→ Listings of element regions
════════════════════

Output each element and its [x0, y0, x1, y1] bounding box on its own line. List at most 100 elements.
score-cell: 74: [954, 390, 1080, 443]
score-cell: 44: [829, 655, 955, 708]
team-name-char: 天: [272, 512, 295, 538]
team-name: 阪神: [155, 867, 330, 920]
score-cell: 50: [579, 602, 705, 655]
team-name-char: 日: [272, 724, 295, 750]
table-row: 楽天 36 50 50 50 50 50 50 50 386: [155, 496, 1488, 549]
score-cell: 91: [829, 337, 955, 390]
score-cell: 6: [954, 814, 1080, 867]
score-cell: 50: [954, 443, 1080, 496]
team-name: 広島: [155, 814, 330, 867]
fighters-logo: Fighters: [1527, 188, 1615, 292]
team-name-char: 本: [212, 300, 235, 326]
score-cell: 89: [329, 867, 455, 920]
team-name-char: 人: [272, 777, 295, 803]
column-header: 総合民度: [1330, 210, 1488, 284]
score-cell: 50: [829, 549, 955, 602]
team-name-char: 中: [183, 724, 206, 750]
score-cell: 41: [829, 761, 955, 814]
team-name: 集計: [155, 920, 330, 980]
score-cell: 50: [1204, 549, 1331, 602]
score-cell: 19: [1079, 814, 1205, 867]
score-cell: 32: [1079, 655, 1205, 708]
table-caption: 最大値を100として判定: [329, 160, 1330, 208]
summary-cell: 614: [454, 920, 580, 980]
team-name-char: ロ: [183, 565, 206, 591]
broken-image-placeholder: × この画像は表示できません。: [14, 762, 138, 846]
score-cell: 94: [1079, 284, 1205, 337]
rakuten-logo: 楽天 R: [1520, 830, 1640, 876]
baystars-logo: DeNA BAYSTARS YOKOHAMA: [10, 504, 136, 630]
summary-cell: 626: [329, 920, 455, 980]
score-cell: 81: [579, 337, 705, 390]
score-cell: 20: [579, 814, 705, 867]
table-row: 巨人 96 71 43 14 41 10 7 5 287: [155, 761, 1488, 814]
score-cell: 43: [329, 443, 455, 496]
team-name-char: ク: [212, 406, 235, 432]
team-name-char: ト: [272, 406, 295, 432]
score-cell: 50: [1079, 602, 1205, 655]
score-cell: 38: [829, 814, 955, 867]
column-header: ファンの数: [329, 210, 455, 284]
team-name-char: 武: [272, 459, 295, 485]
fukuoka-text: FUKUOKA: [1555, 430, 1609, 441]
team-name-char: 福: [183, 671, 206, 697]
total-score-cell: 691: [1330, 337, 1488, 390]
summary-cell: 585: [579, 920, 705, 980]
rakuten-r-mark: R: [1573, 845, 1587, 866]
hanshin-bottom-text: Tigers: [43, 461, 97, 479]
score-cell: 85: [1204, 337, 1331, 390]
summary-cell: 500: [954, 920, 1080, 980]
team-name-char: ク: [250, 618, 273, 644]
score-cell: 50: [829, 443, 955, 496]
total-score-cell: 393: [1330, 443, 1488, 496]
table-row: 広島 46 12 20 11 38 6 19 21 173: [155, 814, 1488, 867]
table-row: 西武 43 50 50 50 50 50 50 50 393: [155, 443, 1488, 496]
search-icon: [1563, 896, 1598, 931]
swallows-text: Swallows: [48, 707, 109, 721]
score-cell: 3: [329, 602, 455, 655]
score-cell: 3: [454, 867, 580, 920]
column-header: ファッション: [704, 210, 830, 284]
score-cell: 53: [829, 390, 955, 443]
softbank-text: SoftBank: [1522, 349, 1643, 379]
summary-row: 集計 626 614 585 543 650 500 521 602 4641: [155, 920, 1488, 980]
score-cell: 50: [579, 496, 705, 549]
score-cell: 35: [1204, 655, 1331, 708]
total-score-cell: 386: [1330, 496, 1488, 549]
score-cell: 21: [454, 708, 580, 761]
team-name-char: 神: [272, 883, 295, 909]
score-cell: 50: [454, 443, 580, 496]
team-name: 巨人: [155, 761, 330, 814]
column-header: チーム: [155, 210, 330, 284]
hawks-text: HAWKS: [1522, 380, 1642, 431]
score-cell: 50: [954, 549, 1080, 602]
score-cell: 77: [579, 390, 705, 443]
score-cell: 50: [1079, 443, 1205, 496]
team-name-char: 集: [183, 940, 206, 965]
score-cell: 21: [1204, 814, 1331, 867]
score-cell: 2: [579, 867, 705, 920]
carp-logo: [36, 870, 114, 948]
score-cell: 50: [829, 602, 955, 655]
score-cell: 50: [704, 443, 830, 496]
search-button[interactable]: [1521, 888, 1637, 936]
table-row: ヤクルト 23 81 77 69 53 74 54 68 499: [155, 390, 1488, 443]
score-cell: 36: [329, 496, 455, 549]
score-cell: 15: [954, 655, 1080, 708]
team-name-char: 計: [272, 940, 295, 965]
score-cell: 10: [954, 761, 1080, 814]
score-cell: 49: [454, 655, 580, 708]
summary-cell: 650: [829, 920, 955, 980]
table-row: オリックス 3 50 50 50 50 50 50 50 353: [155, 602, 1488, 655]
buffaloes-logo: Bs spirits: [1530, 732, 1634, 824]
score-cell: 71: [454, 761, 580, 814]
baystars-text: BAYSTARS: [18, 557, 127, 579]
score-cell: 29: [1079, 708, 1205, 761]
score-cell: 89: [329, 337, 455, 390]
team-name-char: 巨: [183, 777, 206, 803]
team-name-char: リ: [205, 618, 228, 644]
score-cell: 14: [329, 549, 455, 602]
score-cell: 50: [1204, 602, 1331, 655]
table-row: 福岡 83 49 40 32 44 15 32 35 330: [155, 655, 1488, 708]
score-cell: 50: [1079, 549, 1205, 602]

════════════════════

Lay out every line in the items above as a numbered list, leaving out any blank lines.

1. Output each element and its [x0, y0, x1, y1] bounding box on its own line. List at most 100 elements.
2. score-cell: 74: [954, 390, 1080, 443]
3. score-cell: 44: [829, 655, 955, 708]
4. team-name-char: 天: [272, 512, 295, 538]
5. team-name: 阪神: [155, 867, 330, 920]
6. score-cell: 50: [579, 602, 705, 655]
7. team-name-char: 日: [272, 724, 295, 750]
8. table-row: 楽天 36 50 50 50 50 50 50 50 386: [155, 496, 1488, 549]
9. score-cell: 91: [829, 337, 955, 390]
10. score-cell: 6: [954, 814, 1080, 867]
11. score-cell: 50: [954, 443, 1080, 496]
12. team-name: 広島: [155, 814, 330, 867]
13. fighters-logo: Fighters: [1527, 188, 1615, 292]
14. team-name-char: 本: [212, 300, 235, 326]
15. score-cell: 89: [329, 867, 455, 920]
16. team-name-char: 人: [272, 777, 295, 803]
17. column-header: 総合民度: [1330, 210, 1488, 284]
18. score-cell: 50: [829, 549, 955, 602]
19. team-name-char: 中: [183, 724, 206, 750]
20. score-cell: 41: [829, 761, 955, 814]
21. team-name: 集計: [155, 920, 330, 980]
22. score-cell: 50: [1204, 549, 1331, 602]
23. score-cell: 19: [1079, 814, 1205, 867]
24. score-cell: 32: [1079, 655, 1205, 708]
25. table-caption: 最大値を100として判定: [329, 160, 1330, 208]
26. summary-cell: 614: [454, 920, 580, 980]
27. team-name-char: ロ: [183, 565, 206, 591]
28. broken-image-placeholder: × この画像は表示できません。: [14, 762, 138, 846]
29. score-cell: 94: [1079, 284, 1205, 337]
30. rakuten-logo: 楽天 R: [1520, 830, 1640, 876]
31. baystars-logo: DeNA BAYSTARS YOKOHAMA: [10, 504, 136, 630]
32. summary-cell: 626: [329, 920, 455, 980]
33. score-cell: 81: [579, 337, 705, 390]
34. score-cell: 20: [579, 814, 705, 867]
35. table-row: 巨人 96 71 43 14 41 10 7 5 287: [155, 761, 1488, 814]
36. score-cell: 43: [329, 443, 455, 496]
37. team-name-char: ク: [212, 406, 235, 432]
38. team-name-char: ト: [272, 406, 295, 432]
39. score-cell: 50: [1079, 602, 1205, 655]
40. score-cell: 38: [829, 814, 955, 867]
41. column-header: ファンの数: [329, 210, 455, 284]
42. team-name-char: 武: [272, 459, 295, 485]
43. fukuoka-text: FUKUOKA: [1555, 430, 1609, 441]
44. team-name-char: 福: [183, 671, 206, 697]
45. total-score-cell: 691: [1330, 337, 1488, 390]
46. summary-cell: 585: [579, 920, 705, 980]
47. rakuten-r-mark: R: [1573, 845, 1587, 866]
48. hanshin-bottom-text: Tigers: [43, 461, 97, 479]
49. score-cell: 85: [1204, 337, 1331, 390]
50. summary-cell: 500: [954, 920, 1080, 980]
51. team-name-char: ク: [250, 618, 273, 644]
52. score-cell: 50: [829, 443, 955, 496]
53. total-score-cell: 393: [1330, 443, 1488, 496]
54. table-row: 広島 46 12 20 11 38 6 19 21 173: [155, 814, 1488, 867]
55. table-row: 西武 43 50 50 50 50 50 50 50 393: [155, 443, 1488, 496]
56. search-icon: [1563, 896, 1598, 931]
57. swallows-text: Swallows: [48, 707, 109, 721]
58. score-cell: 3: [329, 602, 455, 655]
59. score-cell: 3: [454, 867, 580, 920]
60. column-header: ファッション: [704, 210, 830, 284]
61. score-cell: 53: [829, 390, 955, 443]
62. softbank-text: SoftBank: [1522, 349, 1643, 379]
63. summary-row: 集計 626 614 585 543 650 500 521 602 4641: [155, 920, 1488, 980]
64. score-cell: 50: [579, 496, 705, 549]
65. score-cell: 35: [1204, 655, 1331, 708]
66. total-score-cell: 386: [1330, 496, 1488, 549]
67. score-cell: 21: [454, 708, 580, 761]
68. team-name-char: 神: [272, 883, 295, 909]
69. score-cell: 50: [454, 443, 580, 496]
70. team-name: 巨人: [155, 761, 330, 814]
71. column-header: チーム: [155, 210, 330, 284]
72. hawks-text: HAWKS: [1522, 380, 1642, 431]
73. score-cell: 50: [954, 549, 1080, 602]
74. score-cell: 77: [579, 390, 705, 443]
75. score-cell: 50: [1079, 443, 1205, 496]
76. team-name-char: 集: [183, 940, 206, 965]
77. score-cell: 21: [1204, 814, 1331, 867]
78. score-cell: 2: [579, 867, 705, 920]
79. carp-logo: [36, 870, 114, 948]
80. score-cell: 50: [829, 602, 955, 655]
81. score-cell: 50: [704, 443, 830, 496]
82. search-button[interactable]: [1521, 888, 1637, 936]
83. table-row: ヤクルト 23 81 77 69 53 74 54 68 499: [155, 390, 1488, 443]
84. score-cell: 36: [329, 496, 455, 549]
85. score-cell: 15: [954, 655, 1080, 708]
86. team-name-char: 計: [272, 940, 295, 965]
87. score-cell: 10: [954, 761, 1080, 814]
88. score-cell: 49: [454, 655, 580, 708]
89. summary-cell: 650: [829, 920, 955, 980]
90. table-row: オリックス 3 50 50 50 50 50 50 50 353: [155, 602, 1488, 655]
91. buffaloes-logo: Bs spirits: [1530, 732, 1634, 824]
92. score-cell: 71: [454, 761, 580, 814]
93. baystars-text: BAYSTARS: [18, 557, 127, 579]
94. score-cell: 29: [1079, 708, 1205, 761]
95. score-cell: 89: [329, 337, 455, 390]
96. team-name-char: 巨: [183, 777, 206, 803]
97. team-name-char: リ: [205, 618, 228, 644]
98. score-cell: 14: [329, 549, 455, 602]
99. score-cell: 50: [1204, 602, 1331, 655]
100. table-row: 福岡 83 49 40 32 44 15 32 35 330: [155, 655, 1488, 708]
101. score-cell: 50: [1079, 549, 1205, 602]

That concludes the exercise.